§ **Task objective**: Repeat the listing word for word. No pictures belong in the copy.

§ **Dataset rows**:
◆ ◆ ◆ ◆ ◆ ◆ ◆
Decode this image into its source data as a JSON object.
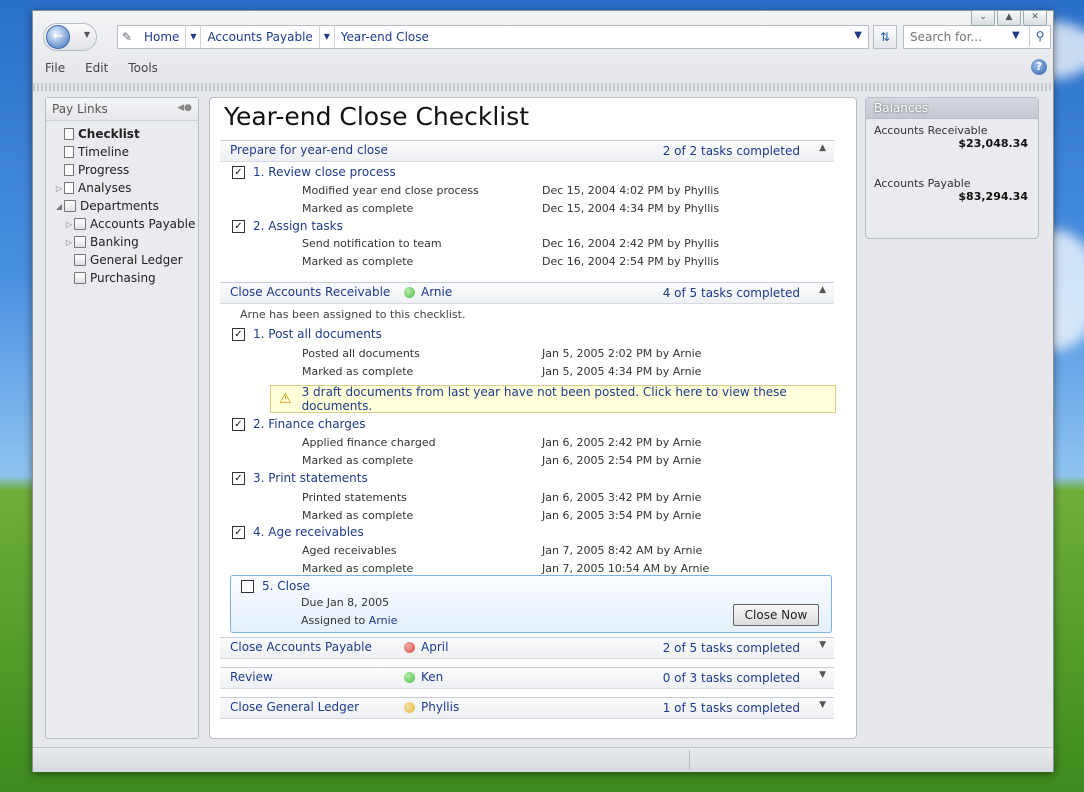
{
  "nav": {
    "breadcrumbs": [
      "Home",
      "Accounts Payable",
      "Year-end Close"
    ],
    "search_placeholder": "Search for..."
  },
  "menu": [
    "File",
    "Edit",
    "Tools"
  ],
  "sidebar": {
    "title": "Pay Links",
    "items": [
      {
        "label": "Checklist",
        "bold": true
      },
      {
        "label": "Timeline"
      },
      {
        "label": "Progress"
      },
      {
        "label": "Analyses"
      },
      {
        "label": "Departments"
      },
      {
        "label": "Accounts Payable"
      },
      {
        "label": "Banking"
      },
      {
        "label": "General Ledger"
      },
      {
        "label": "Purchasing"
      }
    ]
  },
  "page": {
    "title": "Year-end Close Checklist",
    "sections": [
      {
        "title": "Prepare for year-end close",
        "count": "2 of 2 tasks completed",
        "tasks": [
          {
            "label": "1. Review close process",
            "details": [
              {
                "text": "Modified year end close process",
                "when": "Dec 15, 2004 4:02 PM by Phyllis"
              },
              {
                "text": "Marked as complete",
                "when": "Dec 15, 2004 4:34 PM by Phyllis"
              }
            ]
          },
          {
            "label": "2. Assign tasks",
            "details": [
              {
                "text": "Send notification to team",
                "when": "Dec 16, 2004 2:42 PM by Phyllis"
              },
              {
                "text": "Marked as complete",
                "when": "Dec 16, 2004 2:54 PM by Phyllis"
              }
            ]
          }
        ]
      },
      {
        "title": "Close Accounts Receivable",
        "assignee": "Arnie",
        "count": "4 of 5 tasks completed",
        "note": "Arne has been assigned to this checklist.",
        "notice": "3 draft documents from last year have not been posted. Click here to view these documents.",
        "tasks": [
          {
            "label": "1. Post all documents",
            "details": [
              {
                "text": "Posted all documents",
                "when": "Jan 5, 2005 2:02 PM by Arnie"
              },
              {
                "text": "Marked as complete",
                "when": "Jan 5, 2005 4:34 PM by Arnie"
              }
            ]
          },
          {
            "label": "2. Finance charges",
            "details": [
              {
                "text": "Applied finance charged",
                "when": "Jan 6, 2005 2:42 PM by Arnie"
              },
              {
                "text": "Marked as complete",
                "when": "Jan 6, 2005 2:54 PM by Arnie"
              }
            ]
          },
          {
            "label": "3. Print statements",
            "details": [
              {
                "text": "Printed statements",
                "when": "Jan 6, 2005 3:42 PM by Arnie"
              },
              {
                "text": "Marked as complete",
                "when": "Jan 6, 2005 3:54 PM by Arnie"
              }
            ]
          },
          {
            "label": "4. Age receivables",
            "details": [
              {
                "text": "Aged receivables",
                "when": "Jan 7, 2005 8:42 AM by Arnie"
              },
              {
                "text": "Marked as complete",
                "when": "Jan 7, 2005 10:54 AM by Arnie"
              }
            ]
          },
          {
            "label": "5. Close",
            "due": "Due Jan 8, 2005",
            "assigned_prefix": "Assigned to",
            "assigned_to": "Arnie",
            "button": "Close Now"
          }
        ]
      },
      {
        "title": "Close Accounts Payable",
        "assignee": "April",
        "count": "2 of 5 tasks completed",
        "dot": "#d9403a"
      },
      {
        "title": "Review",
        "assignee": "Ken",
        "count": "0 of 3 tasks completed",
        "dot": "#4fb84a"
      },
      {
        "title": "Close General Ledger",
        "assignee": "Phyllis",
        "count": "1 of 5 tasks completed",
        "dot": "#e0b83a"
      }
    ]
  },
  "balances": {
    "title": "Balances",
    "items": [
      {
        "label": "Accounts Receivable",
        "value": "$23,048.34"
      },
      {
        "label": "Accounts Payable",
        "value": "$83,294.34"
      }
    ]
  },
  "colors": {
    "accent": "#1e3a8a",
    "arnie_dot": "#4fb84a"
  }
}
◆ ◆ ◆ ◆ ◆ ◆ ◆
§ **Task result**:
Decode this image into its source data as a JSON object.
{
  "nav": {
    "breadcrumbs": [
      "Home",
      "Accounts Payable",
      "Year-end Close"
    ],
    "search_placeholder": "Search for..."
  },
  "menu": [
    "File",
    "Edit",
    "Tools"
  ],
  "sidebar": {
    "title": "Pay Links",
    "items": [
      {
        "label": "Checklist",
        "bold": true
      },
      {
        "label": "Timeline"
      },
      {
        "label": "Progress"
      },
      {
        "label": "Analyses"
      },
      {
        "label": "Departments"
      },
      {
        "label": "Accounts Payable"
      },
      {
        "label": "Banking"
      },
      {
        "label": "General Ledger"
      },
      {
        "label": "Purchasing"
      }
    ]
  },
  "page": {
    "title": "Year-end Close Checklist",
    "sections": [
      {
        "title": "Prepare for year-end close",
        "count": "2 of 2 tasks completed",
        "tasks": [
          {
            "label": "1. Review close process",
            "details": [
              {
                "text": "Modified year end close process",
                "when": "Dec 15, 2004 4:02 PM by Phyllis"
              },
              {
                "text": "Marked as complete",
                "when": "Dec 15, 2004 4:34 PM by Phyllis"
              }
            ]
          },
          {
            "label": "2. Assign tasks",
            "details": [
              {
                "text": "Send notification to team",
                "when": "Dec 16, 2004 2:42 PM by Phyllis"
              },
              {
                "text": "Marked as complete",
                "when": "Dec 16, 2004 2:54 PM by Phyllis"
              }
            ]
          }
        ]
      },
      {
        "title": "Close Accounts Receivable",
        "assignee": "Arnie",
        "count": "4 of 5 tasks completed",
        "note": "Arne has been assigned to this checklist.",
        "notice": "3 draft documents from last year have not been posted. Click here to view these documents.",
        "tasks": [
          {
            "label": "1. Post all documents",
            "details": [
              {
                "text": "Posted all documents",
                "when": "Jan 5, 2005 2:02 PM by Arnie"
              },
              {
                "text": "Marked as complete",
                "when": "Jan 5, 2005 4:34 PM by Arnie"
              }
            ]
          },
          {
            "label": "2. Finance charges",
            "details": [
              {
                "text": "Applied finance charged",
                "when": "Jan 6, 2005 2:42 PM by Arnie"
              },
              {
                "text": "Marked as complete",
                "when": "Jan 6, 2005 2:54 PM by Arnie"
              }
            ]
          },
          {
            "label": "3. Print statements",
            "details": [
              {
                "text": "Printed statements",
                "when": "Jan 6, 2005 3:42 PM by Arnie"
              },
              {
                "text": "Marked as complete",
                "when": "Jan 6, 2005 3:54 PM by Arnie"
              }
            ]
          },
          {
            "label": "4. Age receivables",
            "details": [
              {
                "text": "Aged receivables",
                "when": "Jan 7, 2005 8:42 AM by Arnie"
              },
              {
                "text": "Marked as complete",
                "when": "Jan 7, 2005 10:54 AM by Arnie"
              }
            ]
          },
          {
            "label": "5. Close",
            "due": "Due Jan 8, 2005",
            "assigned_prefix": "Assigned to",
            "assigned_to": "Arnie",
            "button": "Close Now"
          }
        ]
      },
      {
        "title": "Close Accounts Payable",
        "assignee": "April",
        "count": "2 of 5 tasks completed",
        "dot": "#d9403a"
      },
      {
        "title": "Review",
        "assignee": "Ken",
        "count": "0 of 3 tasks completed",
        "dot": "#4fb84a"
      },
      {
        "title": "Close General Ledger",
        "assignee": "Phyllis",
        "count": "1 of 5 tasks completed",
        "dot": "#e0b83a"
      }
    ]
  },
  "balances": {
    "title": "Balances",
    "items": [
      {
        "label": "Accounts Receivable",
        "value": "$23,048.34"
      },
      {
        "label": "Accounts Payable",
        "value": "$83,294.34"
      }
    ]
  },
  "colors": {
    "accent": "#1e3a8a",
    "arnie_dot": "#4fb84a"
  }
}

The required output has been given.